→ **Brief**
Please give the entries again in full and exactly, without any picture.

Data extracted from a collection:
"""

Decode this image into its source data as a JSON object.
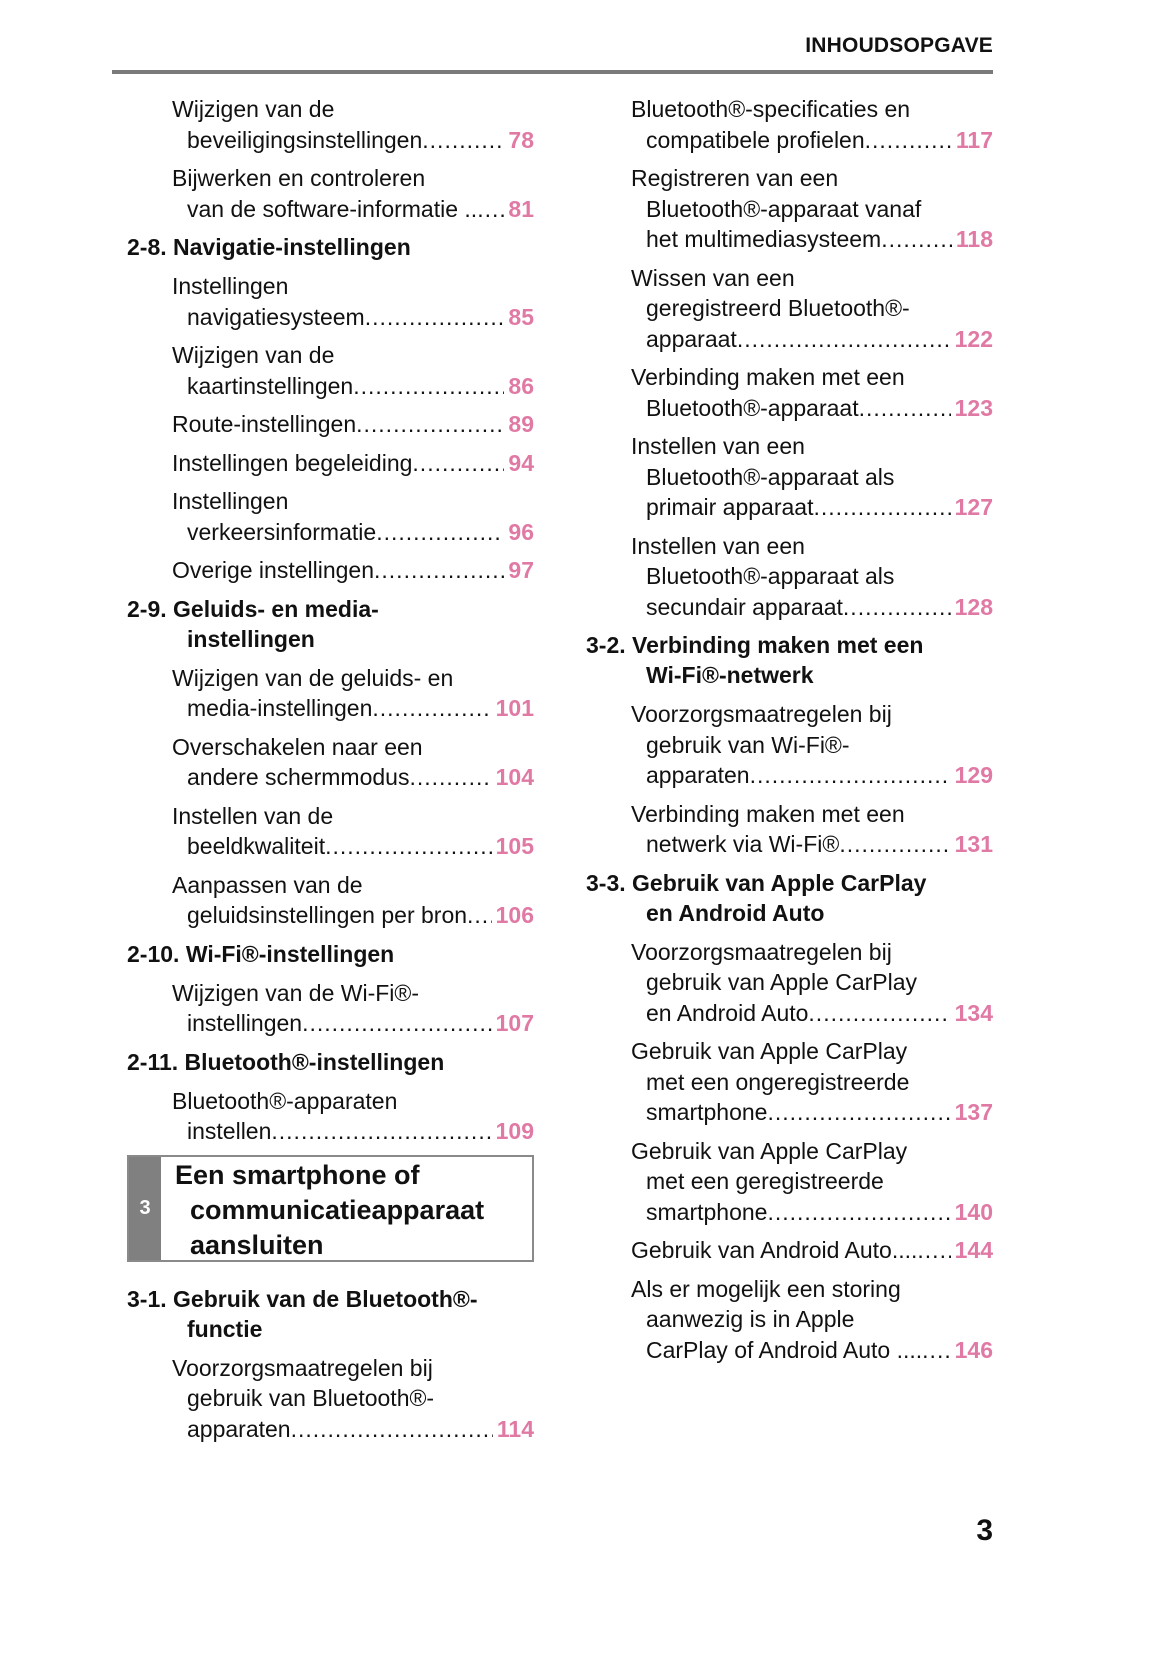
{
  "header": {
    "title": "INHOUDSOPGAVE"
  },
  "page_number": "3",
  "colors": {
    "page_ref": "#e07aa5",
    "chapter_tab": "#808080",
    "rule": "#7a7a7a"
  },
  "left": [
    {
      "type": "entry",
      "lines": [
        "Wijzigen van de",
        "beveiligingsinstellingen"
      ],
      "page": "78"
    },
    {
      "type": "entry",
      "lines": [
        "Bijwerken en controleren",
        "van de software-informatie .."
      ],
      "page": "81"
    },
    {
      "type": "heading",
      "lines": [
        "2-8. Navigatie-instellingen"
      ]
    },
    {
      "type": "entry",
      "lines": [
        "Instellingen",
        "navigatiesysteem"
      ],
      "page": "85"
    },
    {
      "type": "entry",
      "lines": [
        "Wijzigen van de",
        "kaartinstellingen"
      ],
      "page": "86"
    },
    {
      "type": "entry",
      "lines": [
        "Route-instellingen"
      ],
      "page": "89"
    },
    {
      "type": "entry",
      "lines": [
        "Instellingen begeleiding"
      ],
      "page": "94"
    },
    {
      "type": "entry",
      "lines": [
        "Instellingen",
        "verkeersinformatie"
      ],
      "page": "96"
    },
    {
      "type": "entry",
      "lines": [
        "Overige instellingen"
      ],
      "page": "97"
    },
    {
      "type": "heading",
      "lines": [
        "2-9. Geluids- en media-",
        "instellingen"
      ]
    },
    {
      "type": "entry",
      "lines": [
        "Wijzigen van de geluids- en",
        "media-instellingen"
      ],
      "page": "101"
    },
    {
      "type": "entry",
      "lines": [
        "Overschakelen naar een",
        "andere schermmodus"
      ],
      "page": "104"
    },
    {
      "type": "entry",
      "lines": [
        "Instellen van de",
        "beeldkwaliteit"
      ],
      "page": "105"
    },
    {
      "type": "entry",
      "lines": [
        "Aanpassen van de",
        "geluidsinstellingen per bron"
      ],
      "page": "106"
    },
    {
      "type": "heading",
      "lines": [
        "2-10. Wi-Fi®-instellingen"
      ]
    },
    {
      "type": "entry",
      "lines": [
        "Wijzigen van de Wi-Fi®-",
        "instellingen"
      ],
      "page": "107"
    },
    {
      "type": "heading",
      "lines": [
        "2-11. Bluetooth®-instellingen"
      ]
    },
    {
      "type": "entry",
      "lines": [
        "Bluetooth®-apparaten",
        "instellen"
      ],
      "page": "109"
    },
    {
      "type": "chapter",
      "num": "3",
      "lines": [
        "Een smartphone of",
        "communicatieapparaat",
        "aansluiten"
      ]
    },
    {
      "type": "heading",
      "lines": [
        "3-1. Gebruik van de Bluetooth®-",
        "functie"
      ]
    },
    {
      "type": "entry",
      "lines": [
        "Voorzorgsmaatregelen bij",
        "gebruik van Bluetooth®-",
        "apparaten"
      ],
      "page": "114"
    }
  ],
  "right": [
    {
      "type": "entry",
      "lines": [
        "Bluetooth®-specificaties en",
        "compatibele profielen"
      ],
      "page": "117"
    },
    {
      "type": "entry",
      "lines": [
        "Registreren van een",
        "Bluetooth®-apparaat vanaf",
        "het multimediasysteem"
      ],
      "page": "118"
    },
    {
      "type": "entry",
      "lines": [
        "Wissen van een",
        "geregistreerd Bluetooth®-",
        "apparaat"
      ],
      "page": "122"
    },
    {
      "type": "entry",
      "lines": [
        "Verbinding maken met een",
        "Bluetooth®-apparaat"
      ],
      "page": "123"
    },
    {
      "type": "entry",
      "lines": [
        "Instellen van een",
        "Bluetooth®-apparaat als",
        "primair apparaat"
      ],
      "page": "127"
    },
    {
      "type": "entry",
      "lines": [
        "Instellen van een",
        "Bluetooth®-apparaat als",
        "secundair apparaat"
      ],
      "page": "128"
    },
    {
      "type": "heading",
      "lines": [
        "3-2. Verbinding maken met een",
        "Wi-Fi®-netwerk"
      ]
    },
    {
      "type": "entry",
      "lines": [
        "Voorzorgsmaatregelen bij",
        "gebruik van Wi-Fi®-",
        "apparaten"
      ],
      "page": "129"
    },
    {
      "type": "entry",
      "lines": [
        "Verbinding maken met een",
        "netwerk via Wi-Fi®"
      ],
      "page": "131"
    },
    {
      "type": "heading",
      "lines": [
        "3-3. Gebruik van Apple CarPlay",
        "en Android Auto"
      ]
    },
    {
      "type": "entry",
      "lines": [
        "Voorzorgsmaatregelen bij",
        "gebruik van Apple CarPlay",
        "en Android Auto"
      ],
      "page": "134"
    },
    {
      "type": "entry",
      "lines": [
        "Gebruik van Apple CarPlay",
        "met een ongeregistreerde",
        "smartphone"
      ],
      "page": "137"
    },
    {
      "type": "entry",
      "lines": [
        "Gebruik van Apple CarPlay",
        "met een geregistreerde",
        "smartphone"
      ],
      "page": "140"
    },
    {
      "type": "entry",
      "lines": [
        "Gebruik van Android Auto...."
      ],
      "page": "144"
    },
    {
      "type": "entry",
      "lines": [
        "Als er mogelijk een storing",
        "aanwezig is in Apple",
        "CarPlay of Android Auto ...."
      ],
      "page": "146"
    }
  ]
}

"""

→ **Written solution**
Decode this image into its source data as a JSON object.
{
  "header": {
    "title": "INHOUDSOPGAVE"
  },
  "page_number": "3",
  "colors": {
    "page_ref": "#e07aa5",
    "chapter_tab": "#808080",
    "rule": "#7a7a7a"
  },
  "left": [
    {
      "type": "entry",
      "lines": [
        "Wijzigen van de",
        "beveiligingsinstellingen"
      ],
      "page": "78"
    },
    {
      "type": "entry",
      "lines": [
        "Bijwerken en controleren",
        "van de software-informatie .."
      ],
      "page": "81"
    },
    {
      "type": "heading",
      "lines": [
        "2-8. Navigatie-instellingen"
      ]
    },
    {
      "type": "entry",
      "lines": [
        "Instellingen",
        "navigatiesysteem"
      ],
      "page": "85"
    },
    {
      "type": "entry",
      "lines": [
        "Wijzigen van de",
        "kaartinstellingen"
      ],
      "page": "86"
    },
    {
      "type": "entry",
      "lines": [
        "Route-instellingen"
      ],
      "page": "89"
    },
    {
      "type": "entry",
      "lines": [
        "Instellingen begeleiding"
      ],
      "page": "94"
    },
    {
      "type": "entry",
      "lines": [
        "Instellingen",
        "verkeersinformatie"
      ],
      "page": "96"
    },
    {
      "type": "entry",
      "lines": [
        "Overige instellingen"
      ],
      "page": "97"
    },
    {
      "type": "heading",
      "lines": [
        "2-9. Geluids- en media-",
        "instellingen"
      ]
    },
    {
      "type": "entry",
      "lines": [
        "Wijzigen van de geluids- en",
        "media-instellingen"
      ],
      "page": "101"
    },
    {
      "type": "entry",
      "lines": [
        "Overschakelen naar een",
        "andere schermmodus"
      ],
      "page": "104"
    },
    {
      "type": "entry",
      "lines": [
        "Instellen van de",
        "beeldkwaliteit"
      ],
      "page": "105"
    },
    {
      "type": "entry",
      "lines": [
        "Aanpassen van de",
        "geluidsinstellingen per bron"
      ],
      "page": "106"
    },
    {
      "type": "heading",
      "lines": [
        "2-10. Wi-Fi®-instellingen"
      ]
    },
    {
      "type": "entry",
      "lines": [
        "Wijzigen van de Wi-Fi®-",
        "instellingen"
      ],
      "page": "107"
    },
    {
      "type": "heading",
      "lines": [
        "2-11. Bluetooth®-instellingen"
      ]
    },
    {
      "type": "entry",
      "lines": [
        "Bluetooth®-apparaten",
        "instellen"
      ],
      "page": "109"
    },
    {
      "type": "chapter",
      "num": "3",
      "lines": [
        "Een smartphone of",
        "communicatieapparaat",
        "aansluiten"
      ]
    },
    {
      "type": "heading",
      "lines": [
        "3-1. Gebruik van de Bluetooth®-",
        "functie"
      ]
    },
    {
      "type": "entry",
      "lines": [
        "Voorzorgsmaatregelen bij",
        "gebruik van Bluetooth®-",
        "apparaten"
      ],
      "page": "114"
    }
  ],
  "right": [
    {
      "type": "entry",
      "lines": [
        "Bluetooth®-specificaties en",
        "compatibele profielen"
      ],
      "page": "117"
    },
    {
      "type": "entry",
      "lines": [
        "Registreren van een",
        "Bluetooth®-apparaat vanaf",
        "het multimediasysteem"
      ],
      "page": "118"
    },
    {
      "type": "entry",
      "lines": [
        "Wissen van een",
        "geregistreerd Bluetooth®-",
        "apparaat"
      ],
      "page": "122"
    },
    {
      "type": "entry",
      "lines": [
        "Verbinding maken met een",
        "Bluetooth®-apparaat"
      ],
      "page": "123"
    },
    {
      "type": "entry",
      "lines": [
        "Instellen van een",
        "Bluetooth®-apparaat als",
        "primair apparaat"
      ],
      "page": "127"
    },
    {
      "type": "entry",
      "lines": [
        "Instellen van een",
        "Bluetooth®-apparaat als",
        "secundair apparaat"
      ],
      "page": "128"
    },
    {
      "type": "heading",
      "lines": [
        "3-2. Verbinding maken met een",
        "Wi-Fi®-netwerk"
      ]
    },
    {
      "type": "entry",
      "lines": [
        "Voorzorgsmaatregelen bij",
        "gebruik van Wi-Fi®-",
        "apparaten"
      ],
      "page": "129"
    },
    {
      "type": "entry",
      "lines": [
        "Verbinding maken met een",
        "netwerk via Wi-Fi®"
      ],
      "page": "131"
    },
    {
      "type": "heading",
      "lines": [
        "3-3. Gebruik van Apple CarPlay",
        "en Android Auto"
      ]
    },
    {
      "type": "entry",
      "lines": [
        "Voorzorgsmaatregelen bij",
        "gebruik van Apple CarPlay",
        "en Android Auto"
      ],
      "page": "134"
    },
    {
      "type": "entry",
      "lines": [
        "Gebruik van Apple CarPlay",
        "met een ongeregistreerde",
        "smartphone"
      ],
      "page": "137"
    },
    {
      "type": "entry",
      "lines": [
        "Gebruik van Apple CarPlay",
        "met een geregistreerde",
        "smartphone"
      ],
      "page": "140"
    },
    {
      "type": "entry",
      "lines": [
        "Gebruik van Android Auto...."
      ],
      "page": "144"
    },
    {
      "type": "entry",
      "lines": [
        "Als er mogelijk een storing",
        "aanwezig is in Apple",
        "CarPlay of Android Auto ...."
      ],
      "page": "146"
    }
  ]
}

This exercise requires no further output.